Begin Task input
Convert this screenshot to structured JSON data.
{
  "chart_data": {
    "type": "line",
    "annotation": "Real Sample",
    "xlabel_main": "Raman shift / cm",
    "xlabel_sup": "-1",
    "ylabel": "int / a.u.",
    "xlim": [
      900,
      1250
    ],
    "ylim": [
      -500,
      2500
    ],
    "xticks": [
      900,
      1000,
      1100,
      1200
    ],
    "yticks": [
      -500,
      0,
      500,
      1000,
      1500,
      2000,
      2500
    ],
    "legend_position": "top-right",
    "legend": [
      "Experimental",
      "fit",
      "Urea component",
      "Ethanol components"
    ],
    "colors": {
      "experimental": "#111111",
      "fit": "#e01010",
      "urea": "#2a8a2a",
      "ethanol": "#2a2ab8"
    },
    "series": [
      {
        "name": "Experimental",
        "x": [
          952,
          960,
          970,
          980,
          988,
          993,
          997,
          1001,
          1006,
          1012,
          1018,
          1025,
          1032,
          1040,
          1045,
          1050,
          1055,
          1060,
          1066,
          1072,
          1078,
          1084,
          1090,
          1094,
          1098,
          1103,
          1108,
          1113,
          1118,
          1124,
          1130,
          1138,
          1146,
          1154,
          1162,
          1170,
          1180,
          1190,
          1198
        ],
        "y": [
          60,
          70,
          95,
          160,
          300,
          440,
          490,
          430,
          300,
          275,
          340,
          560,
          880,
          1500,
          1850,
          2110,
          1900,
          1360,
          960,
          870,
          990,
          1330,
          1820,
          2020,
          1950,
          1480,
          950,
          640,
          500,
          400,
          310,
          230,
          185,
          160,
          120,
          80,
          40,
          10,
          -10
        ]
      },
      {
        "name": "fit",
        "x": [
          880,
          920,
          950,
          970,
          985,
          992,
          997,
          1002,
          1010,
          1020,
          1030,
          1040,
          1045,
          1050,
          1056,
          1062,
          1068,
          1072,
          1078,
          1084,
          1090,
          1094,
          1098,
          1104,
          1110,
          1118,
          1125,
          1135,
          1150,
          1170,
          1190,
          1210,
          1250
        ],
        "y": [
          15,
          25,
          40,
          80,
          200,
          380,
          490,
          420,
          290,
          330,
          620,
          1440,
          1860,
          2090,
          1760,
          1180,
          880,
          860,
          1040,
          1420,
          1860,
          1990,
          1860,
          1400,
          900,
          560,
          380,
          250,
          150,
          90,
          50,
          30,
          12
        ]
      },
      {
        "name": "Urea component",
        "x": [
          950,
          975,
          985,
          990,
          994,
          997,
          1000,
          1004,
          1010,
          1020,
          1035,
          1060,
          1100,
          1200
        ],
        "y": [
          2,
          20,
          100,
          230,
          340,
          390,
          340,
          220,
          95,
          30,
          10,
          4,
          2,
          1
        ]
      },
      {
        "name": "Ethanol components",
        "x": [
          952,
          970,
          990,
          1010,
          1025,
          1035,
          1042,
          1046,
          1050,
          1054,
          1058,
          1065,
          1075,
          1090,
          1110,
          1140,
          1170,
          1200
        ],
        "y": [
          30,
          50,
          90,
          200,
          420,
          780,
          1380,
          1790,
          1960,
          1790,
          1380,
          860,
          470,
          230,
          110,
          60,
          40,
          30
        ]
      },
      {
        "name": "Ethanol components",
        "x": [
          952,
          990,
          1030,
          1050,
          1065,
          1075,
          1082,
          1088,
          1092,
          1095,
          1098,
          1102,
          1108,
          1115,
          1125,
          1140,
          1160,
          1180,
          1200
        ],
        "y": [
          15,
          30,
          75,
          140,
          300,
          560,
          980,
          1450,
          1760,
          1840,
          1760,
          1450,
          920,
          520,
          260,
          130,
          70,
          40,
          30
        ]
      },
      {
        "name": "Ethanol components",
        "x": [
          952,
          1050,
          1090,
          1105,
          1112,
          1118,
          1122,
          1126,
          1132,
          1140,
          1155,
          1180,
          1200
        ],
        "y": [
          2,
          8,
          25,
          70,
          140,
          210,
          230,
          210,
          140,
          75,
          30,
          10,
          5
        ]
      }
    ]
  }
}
End Task input
- [What is asked]
Word for word, write out the data.

- [Answer below]
Convert this screenshot to structured JSON data.
{
  "chart_data": {
    "type": "line",
    "annotation": "Real Sample",
    "xlabel_main": "Raman shift / cm",
    "xlabel_sup": "-1",
    "ylabel": "int / a.u.",
    "xlim": [
      900,
      1250
    ],
    "ylim": [
      -500,
      2500
    ],
    "xticks": [
      900,
      1000,
      1100,
      1200
    ],
    "yticks": [
      -500,
      0,
      500,
      1000,
      1500,
      2000,
      2500
    ],
    "legend_position": "top-right",
    "legend": [
      "Experimental",
      "fit",
      "Urea component",
      "Ethanol components"
    ],
    "colors": {
      "experimental": "#111111",
      "fit": "#e01010",
      "urea": "#2a8a2a",
      "ethanol": "#2a2ab8"
    },
    "series": [
      {
        "name": "Experimental",
        "x": [
          952,
          960,
          970,
          980,
          988,
          993,
          997,
          1001,
          1006,
          1012,
          1018,
          1025,
          1032,
          1040,
          1045,
          1050,
          1055,
          1060,
          1066,
          1072,
          1078,
          1084,
          1090,
          1094,
          1098,
          1103,
          1108,
          1113,
          1118,
          1124,
          1130,
          1138,
          1146,
          1154,
          1162,
          1170,
          1180,
          1190,
          1198
        ],
        "y": [
          60,
          70,
          95,
          160,
          300,
          440,
          490,
          430,
          300,
          275,
          340,
          560,
          880,
          1500,
          1850,
          2110,
          1900,
          1360,
          960,
          870,
          990,
          1330,
          1820,
          2020,
          1950,
          1480,
          950,
          640,
          500,
          400,
          310,
          230,
          185,
          160,
          120,
          80,
          40,
          10,
          -10
        ]
      },
      {
        "name": "fit",
        "x": [
          880,
          920,
          950,
          970,
          985,
          992,
          997,
          1002,
          1010,
          1020,
          1030,
          1040,
          1045,
          1050,
          1056,
          1062,
          1068,
          1072,
          1078,
          1084,
          1090,
          1094,
          1098,
          1104,
          1110,
          1118,
          1125,
          1135,
          1150,
          1170,
          1190,
          1210,
          1250
        ],
        "y": [
          15,
          25,
          40,
          80,
          200,
          380,
          490,
          420,
          290,
          330,
          620,
          1440,
          1860,
          2090,
          1760,
          1180,
          880,
          860,
          1040,
          1420,
          1860,
          1990,
          1860,
          1400,
          900,
          560,
          380,
          250,
          150,
          90,
          50,
          30,
          12
        ]
      },
      {
        "name": "Urea component",
        "x": [
          950,
          975,
          985,
          990,
          994,
          997,
          1000,
          1004,
          1010,
          1020,
          1035,
          1060,
          1100,
          1200
        ],
        "y": [
          2,
          20,
          100,
          230,
          340,
          390,
          340,
          220,
          95,
          30,
          10,
          4,
          2,
          1
        ]
      },
      {
        "name": "Ethanol components",
        "x": [
          952,
          970,
          990,
          1010,
          1025,
          1035,
          1042,
          1046,
          1050,
          1054,
          1058,
          1065,
          1075,
          1090,
          1110,
          1140,
          1170,
          1200
        ],
        "y": [
          30,
          50,
          90,
          200,
          420,
          780,
          1380,
          1790,
          1960,
          1790,
          1380,
          860,
          470,
          230,
          110,
          60,
          40,
          30
        ]
      },
      {
        "name": "Ethanol components",
        "x": [
          952,
          990,
          1030,
          1050,
          1065,
          1075,
          1082,
          1088,
          1092,
          1095,
          1098,
          1102,
          1108,
          1115,
          1125,
          1140,
          1160,
          1180,
          1200
        ],
        "y": [
          15,
          30,
          75,
          140,
          300,
          560,
          980,
          1450,
          1760,
          1840,
          1760,
          1450,
          920,
          520,
          260,
          130,
          70,
          40,
          30
        ]
      },
      {
        "name": "Ethanol components",
        "x": [
          952,
          1050,
          1090,
          1105,
          1112,
          1118,
          1122,
          1126,
          1132,
          1140,
          1155,
          1180,
          1200
        ],
        "y": [
          2,
          8,
          25,
          70,
          140,
          210,
          230,
          210,
          140,
          75,
          30,
          10,
          5
        ]
      }
    ]
  }
}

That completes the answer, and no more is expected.